Family Therapy for Codependency

Another reality is that the family dynamics of addiction can be hard to address without the help of a licensed therapist. Take the commonly occurring dynamic of “codependency,” for example. Codependency is characterized by an unhealthy need to please others. Those who suffer from it are constantly seeking self-validation by putting themselves out in order to rescue the person with the SUD.

At its root, though, codependency stems from an inability to set healthy emotional boundaries. And what I’ve found (from working with SUD-affected families) is that family therapy is one of the most direct and effective ways to help families establish these healthier boundaries. (12-step recovery groups like Co-dependents Anonymous can also be supportive in this pursuit, but to a more limited extent because they focus almost exclusively on the codependent person.) My own experience has been that when clients and their families start practicing these healthier boundaries with the help of a family therapist, they really can begin to heal from codependency and other dysfunctional dynamics that feed addiction.

> Work item A
According to the codependency passage, what is codependency characterized by?
> Work item B
Write out everything in the codependency passage from "Another reality is" down to "with the SUD.", changing "licensed therapist" to "qualified counselor".
The lines that come next are separate material, unconnected to the codependency passage.

> Records shown

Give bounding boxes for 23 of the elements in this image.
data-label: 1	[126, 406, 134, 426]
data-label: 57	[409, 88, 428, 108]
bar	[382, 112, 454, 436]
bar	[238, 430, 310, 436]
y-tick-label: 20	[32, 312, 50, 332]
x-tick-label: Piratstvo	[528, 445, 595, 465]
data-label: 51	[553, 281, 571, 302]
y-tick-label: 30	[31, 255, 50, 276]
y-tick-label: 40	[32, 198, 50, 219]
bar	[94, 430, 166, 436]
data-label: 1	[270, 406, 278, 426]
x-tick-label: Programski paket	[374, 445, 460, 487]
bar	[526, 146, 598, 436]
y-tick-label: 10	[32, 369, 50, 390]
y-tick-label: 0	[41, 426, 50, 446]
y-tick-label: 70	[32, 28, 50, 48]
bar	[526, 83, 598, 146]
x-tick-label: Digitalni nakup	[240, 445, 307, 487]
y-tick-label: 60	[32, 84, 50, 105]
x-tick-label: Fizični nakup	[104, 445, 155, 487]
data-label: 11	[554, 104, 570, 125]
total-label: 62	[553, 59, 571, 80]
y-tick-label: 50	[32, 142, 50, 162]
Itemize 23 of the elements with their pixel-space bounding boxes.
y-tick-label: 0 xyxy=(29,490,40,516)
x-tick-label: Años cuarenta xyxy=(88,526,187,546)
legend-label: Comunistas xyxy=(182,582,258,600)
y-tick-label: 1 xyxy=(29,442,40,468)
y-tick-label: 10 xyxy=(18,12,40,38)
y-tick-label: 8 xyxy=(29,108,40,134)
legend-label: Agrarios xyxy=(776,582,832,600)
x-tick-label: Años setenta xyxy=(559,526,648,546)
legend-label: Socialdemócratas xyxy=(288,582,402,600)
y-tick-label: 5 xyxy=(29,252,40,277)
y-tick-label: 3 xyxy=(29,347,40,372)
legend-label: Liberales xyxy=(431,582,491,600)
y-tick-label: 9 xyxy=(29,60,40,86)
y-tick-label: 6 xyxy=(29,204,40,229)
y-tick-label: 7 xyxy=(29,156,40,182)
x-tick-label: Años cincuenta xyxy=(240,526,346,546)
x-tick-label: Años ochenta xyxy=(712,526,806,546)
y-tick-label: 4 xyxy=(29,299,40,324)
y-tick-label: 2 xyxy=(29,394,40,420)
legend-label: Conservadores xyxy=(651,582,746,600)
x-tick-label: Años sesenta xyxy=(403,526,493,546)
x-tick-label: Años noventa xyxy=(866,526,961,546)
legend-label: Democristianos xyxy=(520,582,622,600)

> Task response A
An unhealthy need to please others.

> Task response B
Another reality is that the family dynamics of addiction can be hard to address without the help of a qualified counselor. Take the commonly occurring dynamic of “codependency,” for example. Codependency is characterized by an unhealthy need to please others. Those who suffer from it are constantly seeking self-validation by putting themselves out in order to rescue the person with the SUD.